THE PROBLEM:
Copy the full set of lines exactly as given.

═══ GIVEN DATA

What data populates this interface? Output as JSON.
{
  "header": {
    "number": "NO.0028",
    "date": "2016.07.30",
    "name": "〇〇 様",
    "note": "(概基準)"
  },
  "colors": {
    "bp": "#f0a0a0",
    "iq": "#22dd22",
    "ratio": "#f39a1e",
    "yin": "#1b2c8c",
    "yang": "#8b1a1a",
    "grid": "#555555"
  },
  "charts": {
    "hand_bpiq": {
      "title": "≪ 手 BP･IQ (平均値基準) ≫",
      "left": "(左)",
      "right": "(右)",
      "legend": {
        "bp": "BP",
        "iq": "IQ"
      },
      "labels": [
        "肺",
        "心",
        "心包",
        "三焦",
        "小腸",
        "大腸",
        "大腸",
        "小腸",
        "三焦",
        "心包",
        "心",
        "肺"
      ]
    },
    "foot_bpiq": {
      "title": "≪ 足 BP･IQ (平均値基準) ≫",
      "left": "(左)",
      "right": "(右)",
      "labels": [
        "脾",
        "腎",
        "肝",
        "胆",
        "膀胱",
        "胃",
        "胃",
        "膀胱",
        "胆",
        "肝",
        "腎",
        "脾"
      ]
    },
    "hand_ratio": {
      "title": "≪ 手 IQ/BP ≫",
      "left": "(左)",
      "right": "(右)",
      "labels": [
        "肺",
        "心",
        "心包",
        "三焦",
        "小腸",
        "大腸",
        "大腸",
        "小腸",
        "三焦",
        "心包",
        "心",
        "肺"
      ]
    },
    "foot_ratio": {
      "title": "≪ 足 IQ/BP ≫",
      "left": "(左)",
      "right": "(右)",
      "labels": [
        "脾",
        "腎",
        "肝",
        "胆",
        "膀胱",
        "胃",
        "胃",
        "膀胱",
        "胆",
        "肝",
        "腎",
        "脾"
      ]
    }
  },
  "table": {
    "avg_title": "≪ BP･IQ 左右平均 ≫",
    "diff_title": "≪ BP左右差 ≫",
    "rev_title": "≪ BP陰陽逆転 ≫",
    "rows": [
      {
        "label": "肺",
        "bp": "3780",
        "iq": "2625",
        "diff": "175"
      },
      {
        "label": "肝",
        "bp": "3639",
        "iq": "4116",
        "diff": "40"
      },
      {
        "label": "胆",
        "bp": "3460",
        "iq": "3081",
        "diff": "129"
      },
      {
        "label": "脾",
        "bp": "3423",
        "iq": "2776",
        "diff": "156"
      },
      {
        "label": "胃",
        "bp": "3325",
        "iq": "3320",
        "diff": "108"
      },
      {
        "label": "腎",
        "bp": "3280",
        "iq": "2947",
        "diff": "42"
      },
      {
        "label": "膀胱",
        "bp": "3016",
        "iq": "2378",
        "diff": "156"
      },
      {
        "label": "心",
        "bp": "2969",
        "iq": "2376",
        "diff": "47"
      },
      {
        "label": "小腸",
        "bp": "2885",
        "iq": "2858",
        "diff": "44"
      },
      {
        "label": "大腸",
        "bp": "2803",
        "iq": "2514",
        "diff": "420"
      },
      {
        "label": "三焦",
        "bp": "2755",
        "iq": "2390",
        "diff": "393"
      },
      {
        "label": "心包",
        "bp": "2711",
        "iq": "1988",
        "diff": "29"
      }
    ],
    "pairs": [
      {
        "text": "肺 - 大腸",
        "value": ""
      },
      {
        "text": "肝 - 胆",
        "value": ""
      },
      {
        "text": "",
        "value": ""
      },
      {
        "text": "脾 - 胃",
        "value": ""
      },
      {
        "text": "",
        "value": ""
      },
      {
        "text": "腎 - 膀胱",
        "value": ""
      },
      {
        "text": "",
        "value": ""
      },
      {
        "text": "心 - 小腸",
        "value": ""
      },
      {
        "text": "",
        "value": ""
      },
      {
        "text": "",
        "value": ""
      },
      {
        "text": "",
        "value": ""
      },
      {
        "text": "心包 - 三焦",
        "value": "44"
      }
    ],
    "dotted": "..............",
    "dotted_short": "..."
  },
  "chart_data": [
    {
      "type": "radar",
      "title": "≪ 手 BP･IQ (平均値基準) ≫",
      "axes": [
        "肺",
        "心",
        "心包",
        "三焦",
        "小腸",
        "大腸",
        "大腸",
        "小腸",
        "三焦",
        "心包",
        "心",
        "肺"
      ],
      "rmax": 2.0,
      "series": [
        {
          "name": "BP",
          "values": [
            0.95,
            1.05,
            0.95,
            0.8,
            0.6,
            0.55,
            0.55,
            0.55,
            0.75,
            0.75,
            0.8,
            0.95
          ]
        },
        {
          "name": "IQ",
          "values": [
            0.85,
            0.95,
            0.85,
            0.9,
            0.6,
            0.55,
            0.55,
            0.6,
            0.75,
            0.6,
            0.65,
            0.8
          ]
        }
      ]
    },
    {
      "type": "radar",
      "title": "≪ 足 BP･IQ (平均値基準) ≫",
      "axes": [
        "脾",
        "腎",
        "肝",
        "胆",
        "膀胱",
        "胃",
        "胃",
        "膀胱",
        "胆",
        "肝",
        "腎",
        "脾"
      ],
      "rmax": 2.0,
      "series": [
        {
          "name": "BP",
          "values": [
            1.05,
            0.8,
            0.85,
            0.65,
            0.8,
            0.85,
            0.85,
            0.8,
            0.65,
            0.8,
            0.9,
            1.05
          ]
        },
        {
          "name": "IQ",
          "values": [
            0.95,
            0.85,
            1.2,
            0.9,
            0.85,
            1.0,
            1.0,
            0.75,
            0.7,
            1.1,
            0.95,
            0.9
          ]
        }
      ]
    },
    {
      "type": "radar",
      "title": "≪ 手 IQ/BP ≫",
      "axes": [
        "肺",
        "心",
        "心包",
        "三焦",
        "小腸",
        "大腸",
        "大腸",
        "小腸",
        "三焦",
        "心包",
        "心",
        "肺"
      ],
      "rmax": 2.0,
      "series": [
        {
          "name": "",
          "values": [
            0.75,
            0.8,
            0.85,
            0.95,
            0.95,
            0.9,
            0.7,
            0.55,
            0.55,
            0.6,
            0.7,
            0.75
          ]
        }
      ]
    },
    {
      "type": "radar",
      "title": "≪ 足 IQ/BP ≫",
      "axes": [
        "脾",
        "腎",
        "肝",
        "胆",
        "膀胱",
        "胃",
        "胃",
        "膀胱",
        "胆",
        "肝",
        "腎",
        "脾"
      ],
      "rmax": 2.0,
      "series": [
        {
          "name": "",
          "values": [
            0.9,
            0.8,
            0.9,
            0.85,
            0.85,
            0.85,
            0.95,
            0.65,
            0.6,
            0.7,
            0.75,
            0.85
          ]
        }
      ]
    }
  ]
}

══════

TASK RESPONSE:
What data populates this interface? Output as JSON.
{
  "header": {
    "number": "NO.0028",
    "date": "2016.07.30",
    "name": "〇〇 様",
    "note": "(概基準)"
  },
  "colors": {
    "bp": "#f0a0a0",
    "iq": "#22dd22",
    "ratio": "#f39a1e",
    "yin": "#1b2c8c",
    "yang": "#8b1a1a",
    "grid": "#555555"
  },
  "charts": {
    "hand_bpiq": {
      "title": "≪ 手 BP･IQ (平均値基準) ≫",
      "left": "(左)",
      "right": "(右)",
      "legend": {
        "bp": "BP",
        "iq": "IQ"
      },
      "labels": [
        "肺",
        "心",
        "心包",
        "三焦",
        "小腸",
        "大腸",
        "大腸",
        "小腸",
        "三焦",
        "心包",
        "心",
        "肺"
      ]
    },
    "foot_bpiq": {
      "title": "≪ 足 BP･IQ (平均値基準) ≫",
      "left": "(左)",
      "right": "(右)",
      "labels": [
        "脾",
        "腎",
        "肝",
        "胆",
        "膀胱",
        "胃",
        "胃",
        "膀胱",
        "胆",
        "肝",
        "腎",
        "脾"
      ]
    },
    "hand_ratio": {
      "title": "≪ 手 IQ/BP ≫",
      "left": "(左)",
      "right": "(右)",
      "labels": [
        "肺",
        "心",
        "心包",
        "三焦",
        "小腸",
        "大腸",
        "大腸",
        "小腸",
        "三焦",
        "心包",
        "心",
        "肺"
      ]
    },
    "foot_ratio": {
      "title": "≪ 足 IQ/BP ≫",
      "left": "(左)",
      "right": "(右)",
      "labels": [
        "脾",
        "腎",
        "肝",
        "胆",
        "膀胱",
        "胃",
        "胃",
        "膀胱",
        "胆",
        "肝",
        "腎",
        "脾"
      ]
    }
  },
  "table": {
    "avg_title": "≪ BP･IQ 左右平均 ≫",
    "diff_title": "≪ BP左右差 ≫",
    "rev_title": "≪ BP陰陽逆転 ≫",
    "rows": [
      {
        "label": "肺",
        "bp": "3780",
        "iq": "2625",
        "diff": "175"
      },
      {
        "label": "肝",
        "bp": "3639",
        "iq": "4116",
        "diff": "40"
      },
      {
        "label": "胆",
        "bp": "3460",
        "iq": "3081",
        "diff": "129"
      },
      {
        "label": "脾",
        "bp": "3423",
        "iq": "2776",
        "diff": "156"
      },
      {
        "label": "胃",
        "bp": "3325",
        "iq": "3320",
        "diff": "108"
      },
      {
        "label": "腎",
        "bp": "3280",
        "iq": "2947",
        "diff": "42"
      },
      {
        "label": "膀胱",
        "bp": "3016",
        "iq": "2378",
        "diff": "156"
      },
      {
        "label": "心",
        "bp": "2969",
        "iq": "2376",
        "diff": "47"
      },
      {
        "label": "小腸",
        "bp": "2885",
        "iq": "2858",
        "diff": "44"
      },
      {
        "label": "大腸",
        "bp": "2803",
        "iq": "2514",
        "diff": "420"
      },
      {
        "label": "三焦",
        "bp": "2755",
        "iq": "2390",
        "diff": "393"
      },
      {
        "label": "心包",
        "bp": "2711",
        "iq": "1988",
        "diff": "29"
      }
    ],
    "pairs": [
      {
        "text": "肺 - 大腸",
        "value": ""
      },
      {
        "text": "肝 - 胆",
        "value": ""
      },
      {
        "text": "",
        "value": ""
      },
      {
        "text": "脾 - 胃",
        "value": ""
      },
      {
        "text": "",
        "value": ""
      },
      {
        "text": "腎 - 膀胱",
        "value": ""
      },
      {
        "text": "",
        "value": ""
      },
      {
        "text": "心 - 小腸",
        "value": ""
      },
      {
        "text": "",
        "value": ""
      },
      {
        "text": "",
        "value": ""
      },
      {
        "text": "",
        "value": ""
      },
      {
        "text": "心包 - 三焦",
        "value": "44"
      }
    ],
    "dotted": "..............",
    "dotted_short": "..."
  },
  "chart_data": [
    {
      "type": "radar",
      "title": "≪ 手 BP･IQ (平均値基準) ≫",
      "axes": [
        "肺",
        "心",
        "心包",
        "三焦",
        "小腸",
        "大腸",
        "大腸",
        "小腸",
        "三焦",
        "心包",
        "心",
        "肺"
      ],
      "rmax": 2.0,
      "series": [
        {
          "name": "BP",
          "values": [
            0.95,
            1.05,
            0.95,
            0.8,
            0.6,
            0.55,
            0.55,
            0.55,
            0.75,
            0.75,
            0.8,
            0.95
          ]
        },
        {
          "name": "IQ",
          "values": [
            0.85,
            0.95,
            0.85,
            0.9,
            0.6,
            0.55,
            0.55,
            0.6,
            0.75,
            0.6,
            0.65,
            0.8
          ]
        }
      ]
    },
    {
      "type": "radar",
      "title": "≪ 足 BP･IQ (平均値基準) ≫",
      "axes": [
        "脾",
        "腎",
        "肝",
        "胆",
        "膀胱",
        "胃",
        "胃",
        "膀胱",
        "胆",
        "肝",
        "腎",
        "脾"
      ],
      "rmax": 2.0,
      "series": [
        {
          "name": "BP",
          "values": [
            1.05,
            0.8,
            0.85,
            0.65,
            0.8,
            0.85,
            0.85,
            0.8,
            0.65,
            0.8,
            0.9,
            1.05
          ]
        },
        {
          "name": "IQ",
          "values": [
            0.95,
            0.85,
            1.2,
            0.9,
            0.85,
            1.0,
            1.0,
            0.75,
            0.7,
            1.1,
            0.95,
            0.9
          ]
        }
      ]
    },
    {
      "type": "radar",
      "title": "≪ 手 IQ/BP ≫",
      "axes": [
        "肺",
        "心",
        "心包",
        "三焦",
        "小腸",
        "大腸",
        "大腸",
        "小腸",
        "三焦",
        "心包",
        "心",
        "肺"
      ],
      "rmax": 2.0,
      "series": [
        {
          "name": "",
          "values": [
            0.75,
            0.8,
            0.85,
            0.95,
            0.95,
            0.9,
            0.7,
            0.55,
            0.55,
            0.6,
            0.7,
            0.75
          ]
        }
      ]
    },
    {
      "type": "radar",
      "title": "≪ 足 IQ/BP ≫",
      "axes": [
        "脾",
        "腎",
        "肝",
        "胆",
        "膀胱",
        "胃",
        "胃",
        "膀胱",
        "胆",
        "肝",
        "腎",
        "脾"
      ],
      "rmax": 2.0,
      "series": [
        {
          "name": "",
          "values": [
            0.9,
            0.8,
            0.9,
            0.85,
            0.85,
            0.85,
            0.95,
            0.65,
            0.6,
            0.7,
            0.75,
            0.85
          ]
        }
      ]
    }
  ]
}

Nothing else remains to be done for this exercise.